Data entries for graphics
"""

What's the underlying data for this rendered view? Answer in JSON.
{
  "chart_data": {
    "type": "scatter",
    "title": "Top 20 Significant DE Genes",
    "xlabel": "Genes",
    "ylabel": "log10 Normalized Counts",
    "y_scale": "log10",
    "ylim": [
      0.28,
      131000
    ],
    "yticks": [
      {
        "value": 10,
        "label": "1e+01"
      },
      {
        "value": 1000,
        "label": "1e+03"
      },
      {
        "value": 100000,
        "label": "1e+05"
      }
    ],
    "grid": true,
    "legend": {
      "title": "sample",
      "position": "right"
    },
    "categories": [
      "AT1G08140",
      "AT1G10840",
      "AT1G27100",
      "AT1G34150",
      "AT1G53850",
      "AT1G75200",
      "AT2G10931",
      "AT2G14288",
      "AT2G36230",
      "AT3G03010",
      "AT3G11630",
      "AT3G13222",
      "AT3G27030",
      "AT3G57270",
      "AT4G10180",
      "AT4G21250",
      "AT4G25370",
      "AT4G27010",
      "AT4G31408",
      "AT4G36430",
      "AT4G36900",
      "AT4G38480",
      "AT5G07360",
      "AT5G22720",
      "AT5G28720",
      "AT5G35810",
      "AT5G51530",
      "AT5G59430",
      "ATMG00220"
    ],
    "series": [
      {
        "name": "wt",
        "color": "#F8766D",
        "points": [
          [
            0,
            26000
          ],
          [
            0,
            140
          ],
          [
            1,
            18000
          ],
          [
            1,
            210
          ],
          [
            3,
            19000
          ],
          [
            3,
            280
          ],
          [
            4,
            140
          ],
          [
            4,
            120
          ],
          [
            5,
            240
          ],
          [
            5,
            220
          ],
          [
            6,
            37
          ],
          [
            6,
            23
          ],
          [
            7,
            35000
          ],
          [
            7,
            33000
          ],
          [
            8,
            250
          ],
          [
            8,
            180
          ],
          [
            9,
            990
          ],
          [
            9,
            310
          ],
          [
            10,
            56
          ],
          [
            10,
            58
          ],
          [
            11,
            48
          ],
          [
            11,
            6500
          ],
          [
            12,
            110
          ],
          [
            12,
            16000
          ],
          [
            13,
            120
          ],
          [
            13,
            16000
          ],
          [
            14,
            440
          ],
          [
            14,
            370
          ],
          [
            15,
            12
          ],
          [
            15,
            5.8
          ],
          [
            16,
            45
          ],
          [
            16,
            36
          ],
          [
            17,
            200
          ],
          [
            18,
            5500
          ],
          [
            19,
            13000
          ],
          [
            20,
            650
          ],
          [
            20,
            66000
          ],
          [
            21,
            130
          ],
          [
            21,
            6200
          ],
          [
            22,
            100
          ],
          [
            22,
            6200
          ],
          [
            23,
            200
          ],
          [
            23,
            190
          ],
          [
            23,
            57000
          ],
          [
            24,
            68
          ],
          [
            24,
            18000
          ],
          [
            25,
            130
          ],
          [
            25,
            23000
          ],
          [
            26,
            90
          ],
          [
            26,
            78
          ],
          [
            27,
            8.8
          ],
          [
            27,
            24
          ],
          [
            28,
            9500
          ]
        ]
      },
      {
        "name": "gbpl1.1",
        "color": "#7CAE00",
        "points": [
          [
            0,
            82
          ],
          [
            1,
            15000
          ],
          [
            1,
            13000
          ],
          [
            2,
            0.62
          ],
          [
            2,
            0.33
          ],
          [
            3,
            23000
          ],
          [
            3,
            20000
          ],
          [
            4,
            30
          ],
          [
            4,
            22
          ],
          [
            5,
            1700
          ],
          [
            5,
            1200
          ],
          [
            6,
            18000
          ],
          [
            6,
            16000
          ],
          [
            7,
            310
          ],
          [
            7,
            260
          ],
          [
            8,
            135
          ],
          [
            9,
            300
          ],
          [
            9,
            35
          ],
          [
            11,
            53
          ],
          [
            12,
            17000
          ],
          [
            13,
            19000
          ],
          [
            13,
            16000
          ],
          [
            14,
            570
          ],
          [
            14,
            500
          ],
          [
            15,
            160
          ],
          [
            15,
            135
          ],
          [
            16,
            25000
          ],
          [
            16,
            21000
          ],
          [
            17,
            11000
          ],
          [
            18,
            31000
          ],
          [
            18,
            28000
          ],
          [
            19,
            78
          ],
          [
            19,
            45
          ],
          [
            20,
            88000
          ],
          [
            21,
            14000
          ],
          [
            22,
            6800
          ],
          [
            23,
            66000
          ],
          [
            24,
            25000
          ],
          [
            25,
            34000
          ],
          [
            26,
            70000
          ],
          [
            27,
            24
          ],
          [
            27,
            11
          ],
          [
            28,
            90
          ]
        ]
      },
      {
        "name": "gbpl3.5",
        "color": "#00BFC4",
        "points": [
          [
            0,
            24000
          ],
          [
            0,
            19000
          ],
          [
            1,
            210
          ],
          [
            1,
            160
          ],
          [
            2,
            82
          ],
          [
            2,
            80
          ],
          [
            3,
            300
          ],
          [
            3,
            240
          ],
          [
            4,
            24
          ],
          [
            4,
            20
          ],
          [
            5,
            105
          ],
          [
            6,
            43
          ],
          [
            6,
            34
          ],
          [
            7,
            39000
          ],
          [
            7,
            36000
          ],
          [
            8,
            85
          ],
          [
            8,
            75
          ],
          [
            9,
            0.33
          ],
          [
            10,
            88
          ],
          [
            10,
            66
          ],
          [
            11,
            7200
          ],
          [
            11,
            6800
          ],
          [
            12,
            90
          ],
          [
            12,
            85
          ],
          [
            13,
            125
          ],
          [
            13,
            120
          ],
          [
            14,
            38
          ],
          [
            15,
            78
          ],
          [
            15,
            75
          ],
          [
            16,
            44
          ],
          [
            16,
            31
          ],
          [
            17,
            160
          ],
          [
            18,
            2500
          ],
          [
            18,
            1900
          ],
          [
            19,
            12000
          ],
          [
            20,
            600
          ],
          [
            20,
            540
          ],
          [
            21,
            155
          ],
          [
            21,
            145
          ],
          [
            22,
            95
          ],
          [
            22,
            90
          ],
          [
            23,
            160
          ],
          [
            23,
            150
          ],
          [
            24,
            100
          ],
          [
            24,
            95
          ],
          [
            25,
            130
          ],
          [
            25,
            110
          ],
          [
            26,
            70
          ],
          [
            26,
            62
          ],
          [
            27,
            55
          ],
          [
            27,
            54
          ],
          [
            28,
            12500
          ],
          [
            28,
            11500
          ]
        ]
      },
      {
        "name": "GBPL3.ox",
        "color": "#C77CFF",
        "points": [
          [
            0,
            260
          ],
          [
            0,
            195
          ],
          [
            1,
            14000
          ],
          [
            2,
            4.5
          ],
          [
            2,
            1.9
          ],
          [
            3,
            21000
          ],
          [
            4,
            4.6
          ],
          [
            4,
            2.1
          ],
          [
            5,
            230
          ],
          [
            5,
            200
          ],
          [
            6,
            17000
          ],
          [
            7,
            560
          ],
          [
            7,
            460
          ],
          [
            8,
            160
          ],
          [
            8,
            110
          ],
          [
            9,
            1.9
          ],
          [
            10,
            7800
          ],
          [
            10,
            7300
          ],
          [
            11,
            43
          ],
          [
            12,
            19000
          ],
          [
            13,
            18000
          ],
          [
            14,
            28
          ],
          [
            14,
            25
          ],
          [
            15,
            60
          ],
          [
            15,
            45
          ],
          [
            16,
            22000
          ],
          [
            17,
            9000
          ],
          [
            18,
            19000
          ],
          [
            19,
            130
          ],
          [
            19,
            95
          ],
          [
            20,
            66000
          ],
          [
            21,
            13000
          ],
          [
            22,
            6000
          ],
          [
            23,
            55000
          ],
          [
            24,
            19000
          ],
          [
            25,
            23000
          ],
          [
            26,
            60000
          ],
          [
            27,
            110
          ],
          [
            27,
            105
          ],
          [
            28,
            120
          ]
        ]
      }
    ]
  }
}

"""

■ Problem to solve ■
The expected response is every record, reproduced word for word.

■ Reply ■
What's the underlying data for this rendered view? Answer in JSON.
{
  "chart_data": {
    "type": "scatter",
    "title": "Top 20 Significant DE Genes",
    "xlabel": "Genes",
    "ylabel": "log10 Normalized Counts",
    "y_scale": "log10",
    "ylim": [
      0.28,
      131000
    ],
    "yticks": [
      {
        "value": 10,
        "label": "1e+01"
      },
      {
        "value": 1000,
        "label": "1e+03"
      },
      {
        "value": 100000,
        "label": "1e+05"
      }
    ],
    "grid": true,
    "legend": {
      "title": "sample",
      "position": "right"
    },
    "categories": [
      "AT1G08140",
      "AT1G10840",
      "AT1G27100",
      "AT1G34150",
      "AT1G53850",
      "AT1G75200",
      "AT2G10931",
      "AT2G14288",
      "AT2G36230",
      "AT3G03010",
      "AT3G11630",
      "AT3G13222",
      "AT3G27030",
      "AT3G57270",
      "AT4G10180",
      "AT4G21250",
      "AT4G25370",
      "AT4G27010",
      "AT4G31408",
      "AT4G36430",
      "AT4G36900",
      "AT4G38480",
      "AT5G07360",
      "AT5G22720",
      "AT5G28720",
      "AT5G35810",
      "AT5G51530",
      "AT5G59430",
      "ATMG00220"
    ],
    "series": [
      {
        "name": "wt",
        "color": "#F8766D",
        "points": [
          [
            0,
            26000
          ],
          [
            0,
            140
          ],
          [
            1,
            18000
          ],
          [
            1,
            210
          ],
          [
            3,
            19000
          ],
          [
            3,
            280
          ],
          [
            4,
            140
          ],
          [
            4,
            120
          ],
          [
            5,
            240
          ],
          [
            5,
            220
          ],
          [
            6,
            37
          ],
          [
            6,
            23
          ],
          [
            7,
            35000
          ],
          [
            7,
            33000
          ],
          [
            8,
            250
          ],
          [
            8,
            180
          ],
          [
            9,
            990
          ],
          [
            9,
            310
          ],
          [
            10,
            56
          ],
          [
            10,
            58
          ],
          [
            11,
            48
          ],
          [
            11,
            6500
          ],
          [
            12,
            110
          ],
          [
            12,
            16000
          ],
          [
            13,
            120
          ],
          [
            13,
            16000
          ],
          [
            14,
            440
          ],
          [
            14,
            370
          ],
          [
            15,
            12
          ],
          [
            15,
            5.8
          ],
          [
            16,
            45
          ],
          [
            16,
            36
          ],
          [
            17,
            200
          ],
          [
            18,
            5500
          ],
          [
            19,
            13000
          ],
          [
            20,
            650
          ],
          [
            20,
            66000
          ],
          [
            21,
            130
          ],
          [
            21,
            6200
          ],
          [
            22,
            100
          ],
          [
            22,
            6200
          ],
          [
            23,
            200
          ],
          [
            23,
            190
          ],
          [
            23,
            57000
          ],
          [
            24,
            68
          ],
          [
            24,
            18000
          ],
          [
            25,
            130
          ],
          [
            25,
            23000
          ],
          [
            26,
            90
          ],
          [
            26,
            78
          ],
          [
            27,
            8.8
          ],
          [
            27,
            24
          ],
          [
            28,
            9500
          ]
        ]
      },
      {
        "name": "gbpl1.1",
        "color": "#7CAE00",
        "points": [
          [
            0,
            82
          ],
          [
            1,
            15000
          ],
          [
            1,
            13000
          ],
          [
            2,
            0.62
          ],
          [
            2,
            0.33
          ],
          [
            3,
            23000
          ],
          [
            3,
            20000
          ],
          [
            4,
            30
          ],
          [
            4,
            22
          ],
          [
            5,
            1700
          ],
          [
            5,
            1200
          ],
          [
            6,
            18000
          ],
          [
            6,
            16000
          ],
          [
            7,
            310
          ],
          [
            7,
            260
          ],
          [
            8,
            135
          ],
          [
            9,
            300
          ],
          [
            9,
            35
          ],
          [
            11,
            53
          ],
          [
            12,
            17000
          ],
          [
            13,
            19000
          ],
          [
            13,
            16000
          ],
          [
            14,
            570
          ],
          [
            14,
            500
          ],
          [
            15,
            160
          ],
          [
            15,
            135
          ],
          [
            16,
            25000
          ],
          [
            16,
            21000
          ],
          [
            17,
            11000
          ],
          [
            18,
            31000
          ],
          [
            18,
            28000
          ],
          [
            19,
            78
          ],
          [
            19,
            45
          ],
          [
            20,
            88000
          ],
          [
            21,
            14000
          ],
          [
            22,
            6800
          ],
          [
            23,
            66000
          ],
          [
            24,
            25000
          ],
          [
            25,
            34000
          ],
          [
            26,
            70000
          ],
          [
            27,
            24
          ],
          [
            27,
            11
          ],
          [
            28,
            90
          ]
        ]
      },
      {
        "name": "gbpl3.5",
        "color": "#00BFC4",
        "points": [
          [
            0,
            24000
          ],
          [
            0,
            19000
          ],
          [
            1,
            210
          ],
          [
            1,
            160
          ],
          [
            2,
            82
          ],
          [
            2,
            80
          ],
          [
            3,
            300
          ],
          [
            3,
            240
          ],
          [
            4,
            24
          ],
          [
            4,
            20
          ],
          [
            5,
            105
          ],
          [
            6,
            43
          ],
          [
            6,
            34
          ],
          [
            7,
            39000
          ],
          [
            7,
            36000
          ],
          [
            8,
            85
          ],
          [
            8,
            75
          ],
          [
            9,
            0.33
          ],
          [
            10,
            88
          ],
          [
            10,
            66
          ],
          [
            11,
            7200
          ],
          [
            11,
            6800
          ],
          [
            12,
            90
          ],
          [
            12,
            85
          ],
          [
            13,
            125
          ],
          [
            13,
            120
          ],
          [
            14,
            38
          ],
          [
            15,
            78
          ],
          [
            15,
            75
          ],
          [
            16,
            44
          ],
          [
            16,
            31
          ],
          [
            17,
            160
          ],
          [
            18,
            2500
          ],
          [
            18,
            1900
          ],
          [
            19,
            12000
          ],
          [
            20,
            600
          ],
          [
            20,
            540
          ],
          [
            21,
            155
          ],
          [
            21,
            145
          ],
          [
            22,
            95
          ],
          [
            22,
            90
          ],
          [
            23,
            160
          ],
          [
            23,
            150
          ],
          [
            24,
            100
          ],
          [
            24,
            95
          ],
          [
            25,
            130
          ],
          [
            25,
            110
          ],
          [
            26,
            70
          ],
          [
            26,
            62
          ],
          [
            27,
            55
          ],
          [
            27,
            54
          ],
          [
            28,
            12500
          ],
          [
            28,
            11500
          ]
        ]
      },
      {
        "name": "GBPL3.ox",
        "color": "#C77CFF",
        "points": [
          [
            0,
            260
          ],
          [
            0,
            195
          ],
          [
            1,
            14000
          ],
          [
            2,
            4.5
          ],
          [
            2,
            1.9
          ],
          [
            3,
            21000
          ],
          [
            4,
            4.6
          ],
          [
            4,
            2.1
          ],
          [
            5,
            230
          ],
          [
            5,
            200
          ],
          [
            6,
            17000
          ],
          [
            7,
            560
          ],
          [
            7,
            460
          ],
          [
            8,
            160
          ],
          [
            8,
            110
          ],
          [
            9,
            1.9
          ],
          [
            10,
            7800
          ],
          [
            10,
            7300
          ],
          [
            11,
            43
          ],
          [
            12,
            19000
          ],
          [
            13,
            18000
          ],
          [
            14,
            28
          ],
          [
            14,
            25
          ],
          [
            15,
            60
          ],
          [
            15,
            45
          ],
          [
            16,
            22000
          ],
          [
            17,
            9000
          ],
          [
            18,
            19000
          ],
          [
            19,
            130
          ],
          [
            19,
            95
          ],
          [
            20,
            66000
          ],
          [
            21,
            13000
          ],
          [
            22,
            6000
          ],
          [
            23,
            55000
          ],
          [
            24,
            19000
          ],
          [
            25,
            23000
          ],
          [
            26,
            60000
          ],
          [
            27,
            110
          ],
          [
            27,
            105
          ],
          [
            28,
            120
          ]
        ]
      }
    ]
  }
}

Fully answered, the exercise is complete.